- _Required work_
Go through the data below. List every line that holds the word "drove".

Extracted data entries
▬▬▬

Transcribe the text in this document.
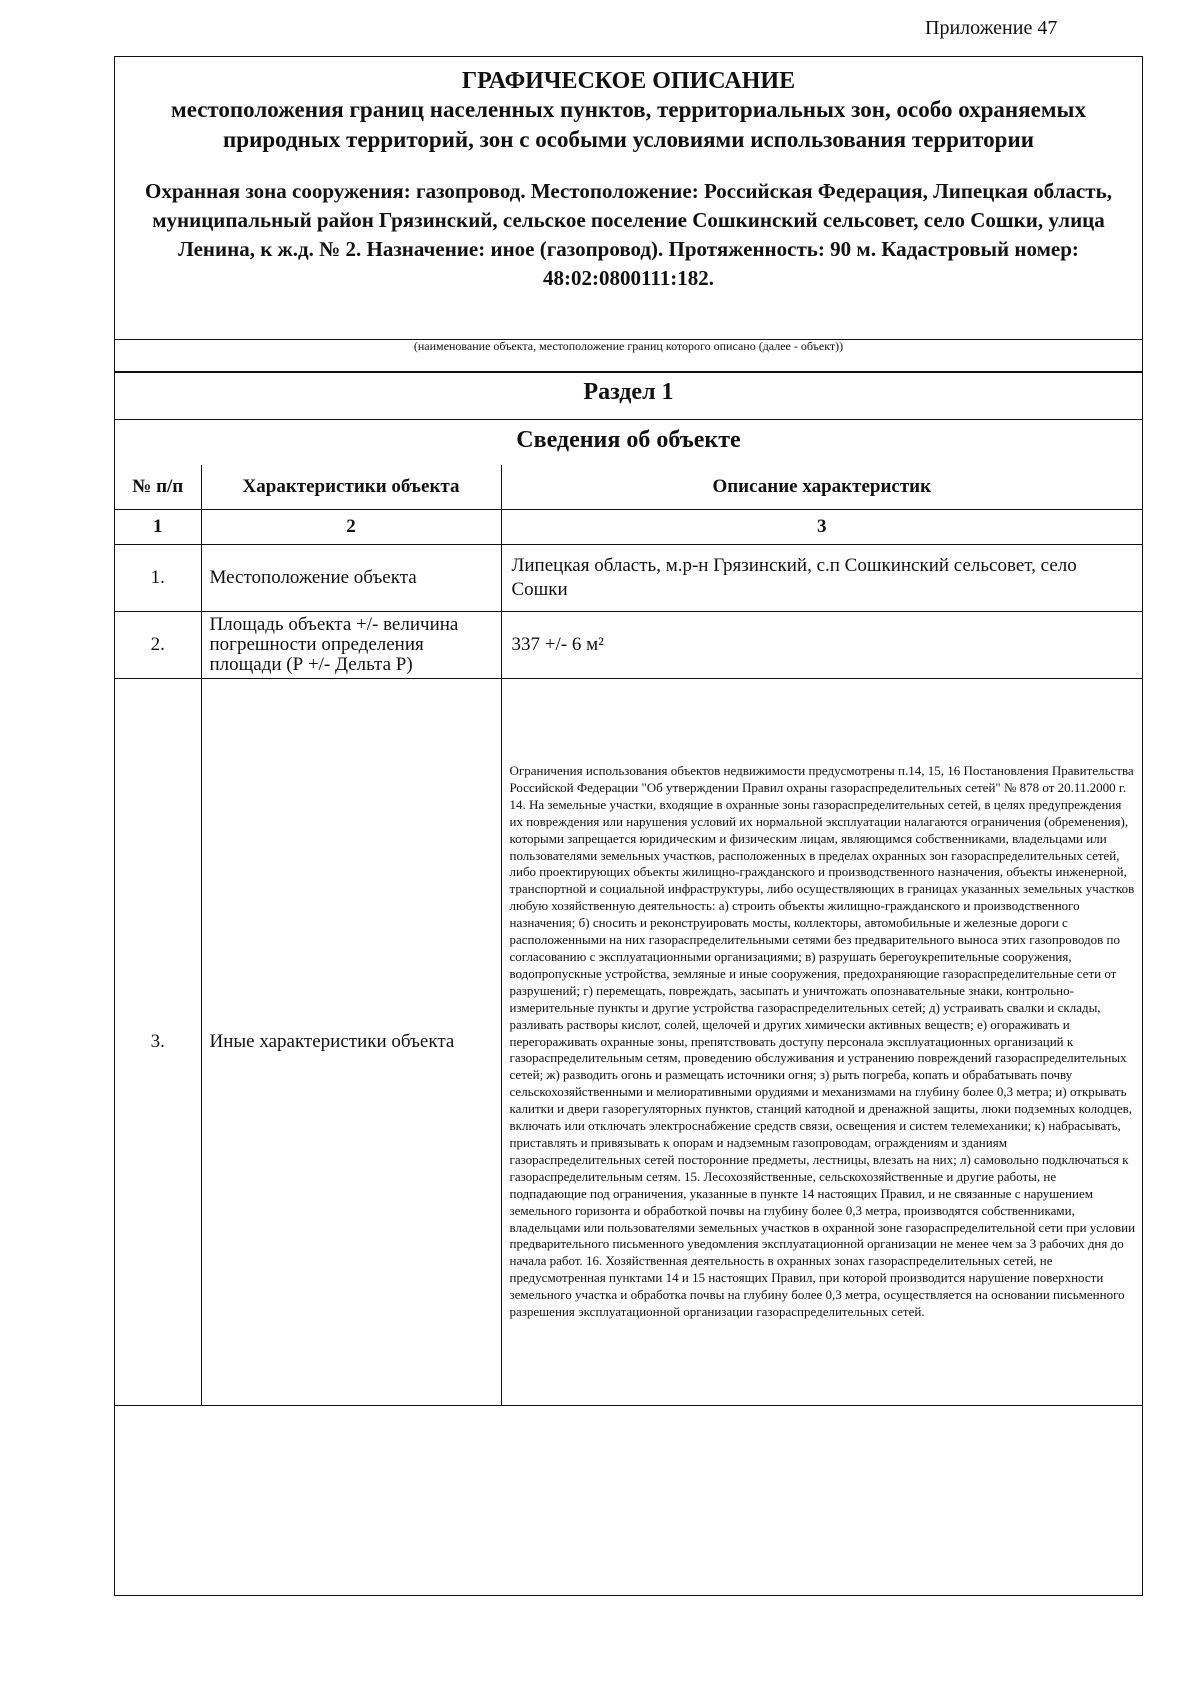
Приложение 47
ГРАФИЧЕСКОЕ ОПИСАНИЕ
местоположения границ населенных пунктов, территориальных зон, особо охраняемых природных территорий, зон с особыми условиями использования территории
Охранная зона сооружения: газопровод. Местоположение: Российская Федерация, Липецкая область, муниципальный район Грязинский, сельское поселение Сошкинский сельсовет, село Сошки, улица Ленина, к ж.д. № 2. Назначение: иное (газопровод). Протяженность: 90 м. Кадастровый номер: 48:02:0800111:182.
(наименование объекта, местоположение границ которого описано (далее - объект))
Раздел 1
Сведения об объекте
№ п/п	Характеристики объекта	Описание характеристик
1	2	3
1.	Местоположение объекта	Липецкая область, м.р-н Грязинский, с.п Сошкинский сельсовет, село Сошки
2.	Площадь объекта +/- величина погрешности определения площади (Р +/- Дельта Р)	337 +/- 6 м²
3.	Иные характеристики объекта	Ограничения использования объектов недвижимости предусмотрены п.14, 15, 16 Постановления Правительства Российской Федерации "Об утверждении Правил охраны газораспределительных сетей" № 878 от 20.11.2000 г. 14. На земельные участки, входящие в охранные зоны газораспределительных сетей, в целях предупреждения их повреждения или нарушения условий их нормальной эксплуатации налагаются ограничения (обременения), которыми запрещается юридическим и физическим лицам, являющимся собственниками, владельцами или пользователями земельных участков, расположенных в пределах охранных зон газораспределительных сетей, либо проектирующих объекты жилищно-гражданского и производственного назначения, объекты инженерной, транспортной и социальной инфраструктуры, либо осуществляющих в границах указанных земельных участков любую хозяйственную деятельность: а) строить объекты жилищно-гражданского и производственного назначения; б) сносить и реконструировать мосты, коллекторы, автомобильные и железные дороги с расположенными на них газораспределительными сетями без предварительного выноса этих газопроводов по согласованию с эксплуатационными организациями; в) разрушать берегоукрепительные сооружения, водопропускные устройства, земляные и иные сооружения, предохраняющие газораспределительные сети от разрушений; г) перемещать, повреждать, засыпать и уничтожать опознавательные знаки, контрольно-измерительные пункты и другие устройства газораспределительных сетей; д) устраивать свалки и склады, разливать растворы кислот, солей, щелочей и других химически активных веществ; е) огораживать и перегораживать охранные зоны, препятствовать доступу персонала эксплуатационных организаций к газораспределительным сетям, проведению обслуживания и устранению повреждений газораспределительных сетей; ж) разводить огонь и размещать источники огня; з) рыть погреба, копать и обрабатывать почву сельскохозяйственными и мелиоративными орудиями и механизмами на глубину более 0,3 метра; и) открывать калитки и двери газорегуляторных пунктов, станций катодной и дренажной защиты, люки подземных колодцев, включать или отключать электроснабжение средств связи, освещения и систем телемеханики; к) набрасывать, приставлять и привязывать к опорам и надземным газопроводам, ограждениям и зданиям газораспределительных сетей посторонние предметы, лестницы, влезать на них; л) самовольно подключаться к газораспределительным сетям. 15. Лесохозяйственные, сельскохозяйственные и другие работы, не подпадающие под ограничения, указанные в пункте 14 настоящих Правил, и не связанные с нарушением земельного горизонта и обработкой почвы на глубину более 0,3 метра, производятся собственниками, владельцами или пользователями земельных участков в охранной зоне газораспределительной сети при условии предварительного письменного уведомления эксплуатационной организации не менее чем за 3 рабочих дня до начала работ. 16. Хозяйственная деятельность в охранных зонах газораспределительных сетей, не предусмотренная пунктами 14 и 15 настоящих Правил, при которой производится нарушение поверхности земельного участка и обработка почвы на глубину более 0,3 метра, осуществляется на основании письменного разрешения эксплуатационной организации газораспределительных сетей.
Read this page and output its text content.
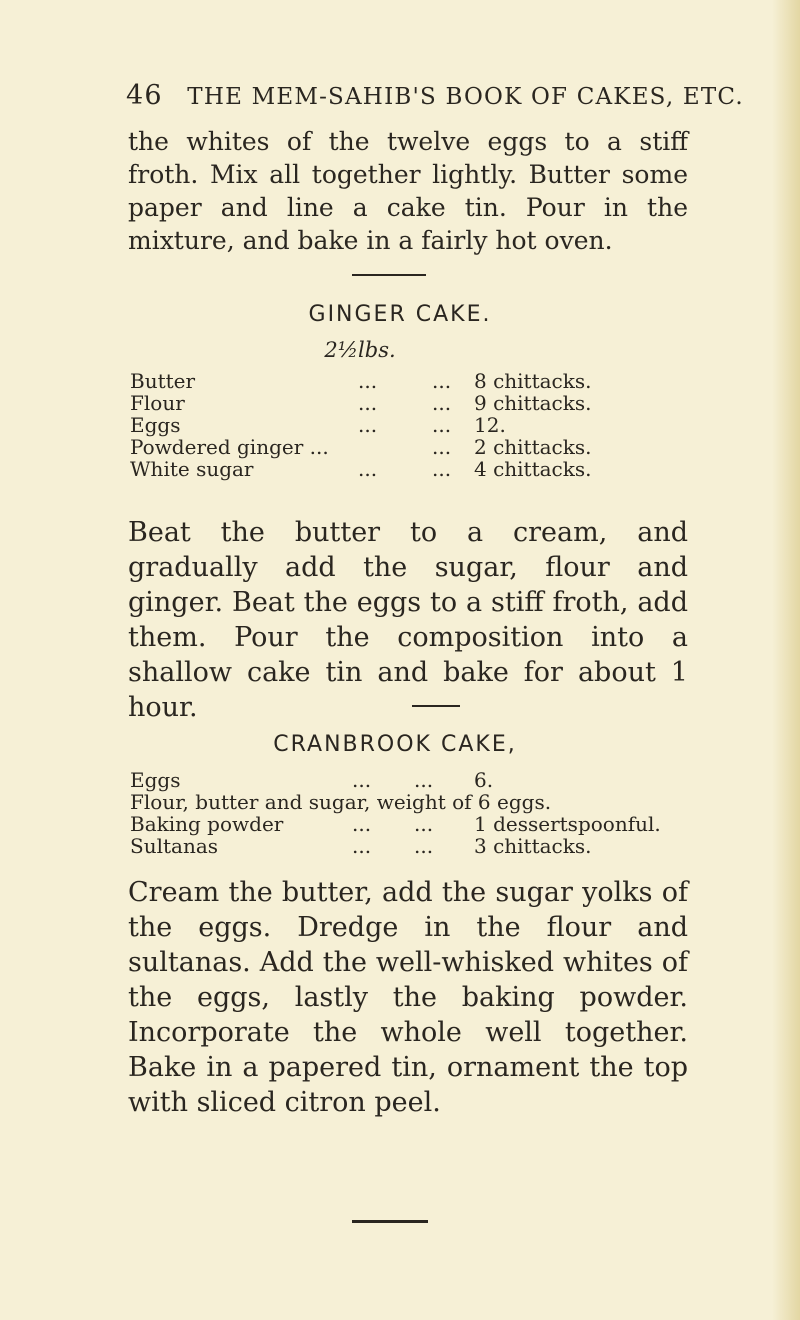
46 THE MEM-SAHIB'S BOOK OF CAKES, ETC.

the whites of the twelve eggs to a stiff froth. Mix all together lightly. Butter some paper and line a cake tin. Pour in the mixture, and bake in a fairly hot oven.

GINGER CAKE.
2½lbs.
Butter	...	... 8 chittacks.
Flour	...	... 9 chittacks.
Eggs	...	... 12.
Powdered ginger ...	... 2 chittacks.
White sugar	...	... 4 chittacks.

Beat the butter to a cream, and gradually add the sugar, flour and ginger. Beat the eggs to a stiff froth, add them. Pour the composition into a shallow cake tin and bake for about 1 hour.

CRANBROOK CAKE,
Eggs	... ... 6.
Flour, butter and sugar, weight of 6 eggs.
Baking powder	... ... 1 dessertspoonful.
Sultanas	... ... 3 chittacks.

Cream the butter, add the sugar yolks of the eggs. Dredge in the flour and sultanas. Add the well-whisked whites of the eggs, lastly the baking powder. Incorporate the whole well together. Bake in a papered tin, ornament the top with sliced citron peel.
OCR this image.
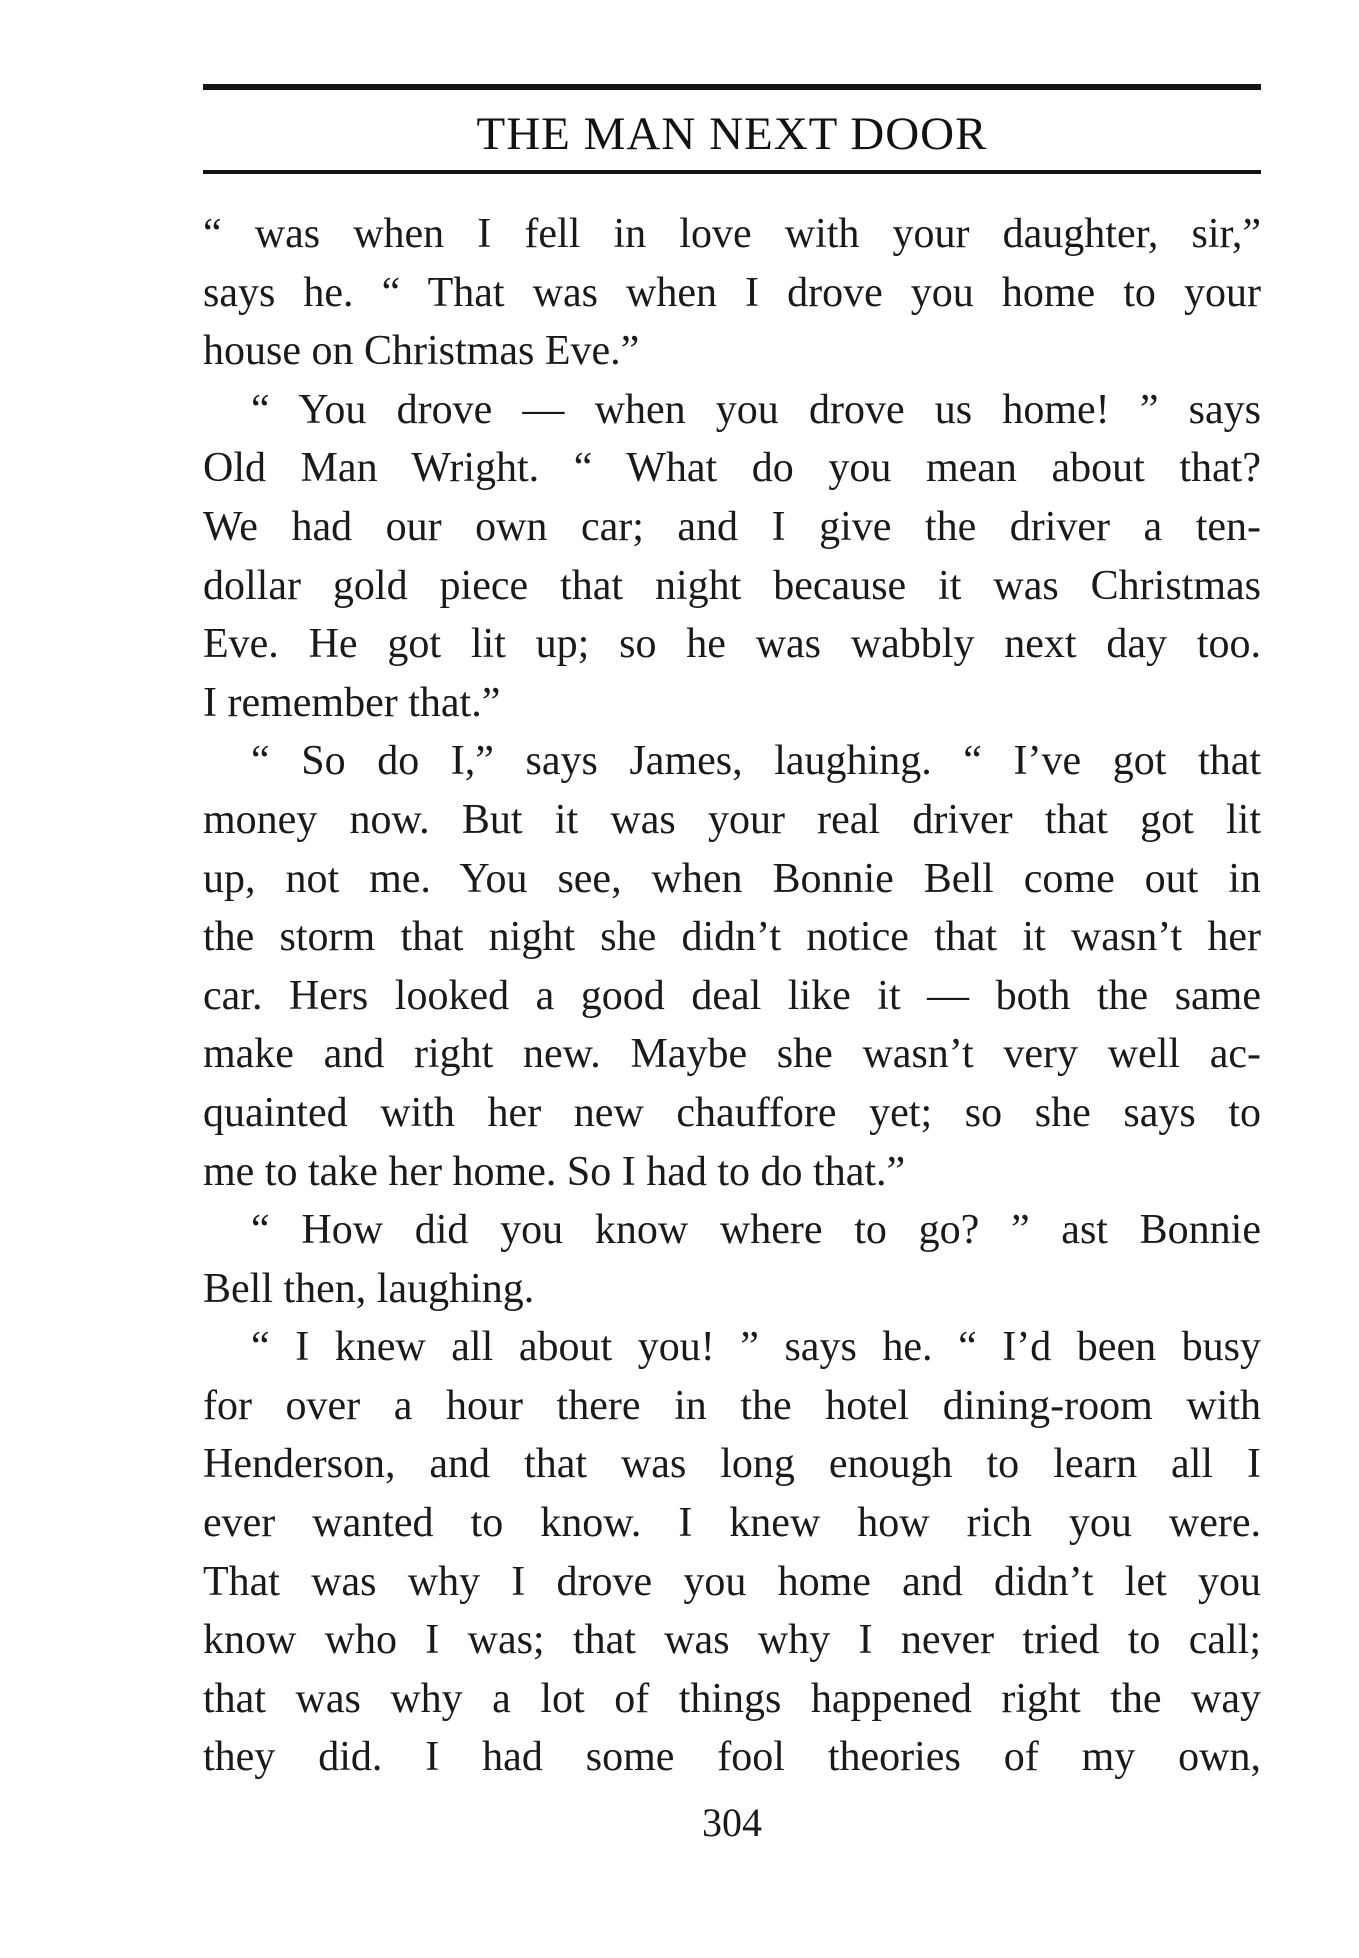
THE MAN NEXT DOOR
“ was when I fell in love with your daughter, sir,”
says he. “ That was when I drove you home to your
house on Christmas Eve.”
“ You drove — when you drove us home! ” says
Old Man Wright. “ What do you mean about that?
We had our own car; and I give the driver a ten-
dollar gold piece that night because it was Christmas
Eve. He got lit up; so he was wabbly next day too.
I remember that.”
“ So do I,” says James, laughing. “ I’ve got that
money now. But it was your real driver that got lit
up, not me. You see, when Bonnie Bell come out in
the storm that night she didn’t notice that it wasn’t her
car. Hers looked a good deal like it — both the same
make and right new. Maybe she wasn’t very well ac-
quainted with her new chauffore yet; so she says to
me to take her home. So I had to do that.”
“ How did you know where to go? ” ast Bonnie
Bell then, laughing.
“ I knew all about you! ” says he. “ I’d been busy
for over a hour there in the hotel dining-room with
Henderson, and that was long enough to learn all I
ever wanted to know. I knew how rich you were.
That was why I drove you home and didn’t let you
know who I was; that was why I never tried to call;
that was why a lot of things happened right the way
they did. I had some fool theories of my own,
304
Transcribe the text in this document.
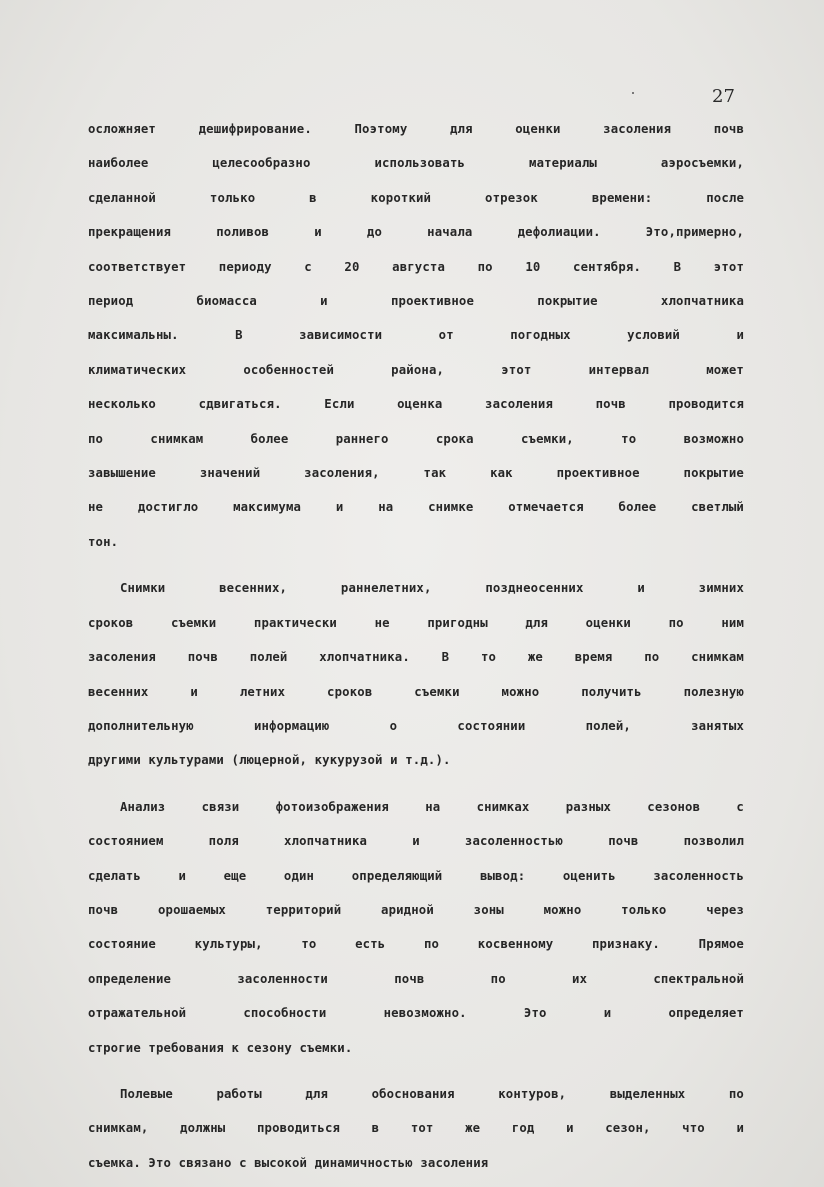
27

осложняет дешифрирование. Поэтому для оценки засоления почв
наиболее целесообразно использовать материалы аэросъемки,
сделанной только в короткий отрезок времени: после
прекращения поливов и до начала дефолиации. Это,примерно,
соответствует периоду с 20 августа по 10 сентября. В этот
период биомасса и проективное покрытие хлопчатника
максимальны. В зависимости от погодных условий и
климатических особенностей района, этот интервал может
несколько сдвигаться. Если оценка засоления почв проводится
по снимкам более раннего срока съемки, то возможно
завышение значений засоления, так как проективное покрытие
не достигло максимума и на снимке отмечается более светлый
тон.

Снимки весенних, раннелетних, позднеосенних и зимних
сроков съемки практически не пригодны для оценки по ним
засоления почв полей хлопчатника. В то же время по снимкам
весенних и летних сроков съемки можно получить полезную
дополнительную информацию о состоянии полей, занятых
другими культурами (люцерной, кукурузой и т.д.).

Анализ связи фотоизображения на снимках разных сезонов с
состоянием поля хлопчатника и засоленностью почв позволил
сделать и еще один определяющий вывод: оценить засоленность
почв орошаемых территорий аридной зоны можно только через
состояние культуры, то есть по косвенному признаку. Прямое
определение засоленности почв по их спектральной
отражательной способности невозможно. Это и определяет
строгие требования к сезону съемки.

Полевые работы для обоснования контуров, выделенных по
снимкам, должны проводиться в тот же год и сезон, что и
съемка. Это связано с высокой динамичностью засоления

▬▬▬

- _Solution for this task_
says he. “ That was when I drove you home to your
“ You drove — when you drove us home! ” says
That was why I drove you home and didn’t let you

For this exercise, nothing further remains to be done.